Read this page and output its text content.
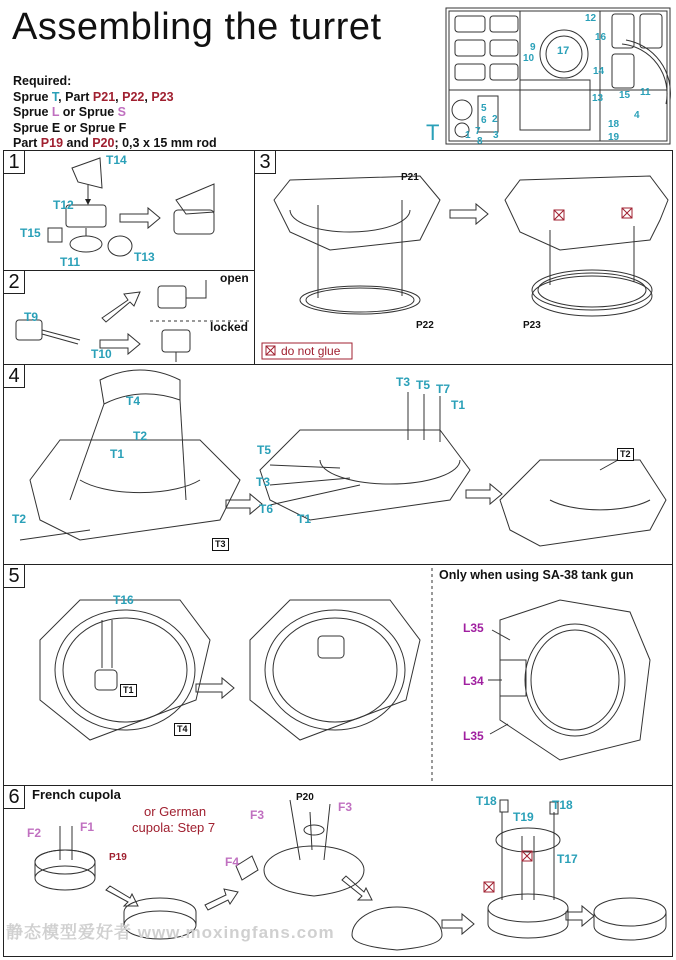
Assembling the turret
Required:
Sprue T, Part P21, P22, P23
Sprue L or Sprue S
Sprue E or Sprue F
Part P19 and P20; 0,3 x 15 mm rod	T
12
16
17
9
10
14
13 15 11
4
18
19
5
6
7
8
2
3
1
1
2
3
4
5
6
T14
T12
T15
T11	T13
T9
T10
open
locked
P21
P22	P23
do not glue
T4
T2
T1
T2
T3 T5 T7
T1
T5
T3
T6
T1
T3
T2
T16
T1
T4
Only when using SA-38 tank gun
L35
L34
L35
French cupola
or German
cupola: Step 7
F2	F1
P19
F3
P20
F3
F4
T18	T18
T19
T17
静态模型爱好者 www.moxingfans.com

+---+

> [Task brief] Print out the whole of the material word for word, without pictures.

> [Solution to the problem]
Read this page and output its text content.
Assembling the turret
Required:
Sprue T, Part P21, P22, P23
Sprue L or Sprue S
Sprue E or Sprue F
Part P19 and P20; 0,3 x 15 mm rod	T
12
16
17
9
10
14
13 15 11
4
18
19
5
6
7
8
2
3
1
1
2
3
4
5
6
T14
T12
T15
T11	T13
T9
T10
open
locked
P21
P22	P23
do not glue
T4
T2
T1
T2
T3 T5 T7
T1
T5
T3
T6
T1
T3
T2
T16
T1
T4
Only when using SA-38 tank gun
L35
L34
L35
French cupola
or German
cupola: Step 7
F2	F1
P19
F3
P20
F3
F4
T18	T18
T19
T17
静态模型爱好者 www.moxingfans.com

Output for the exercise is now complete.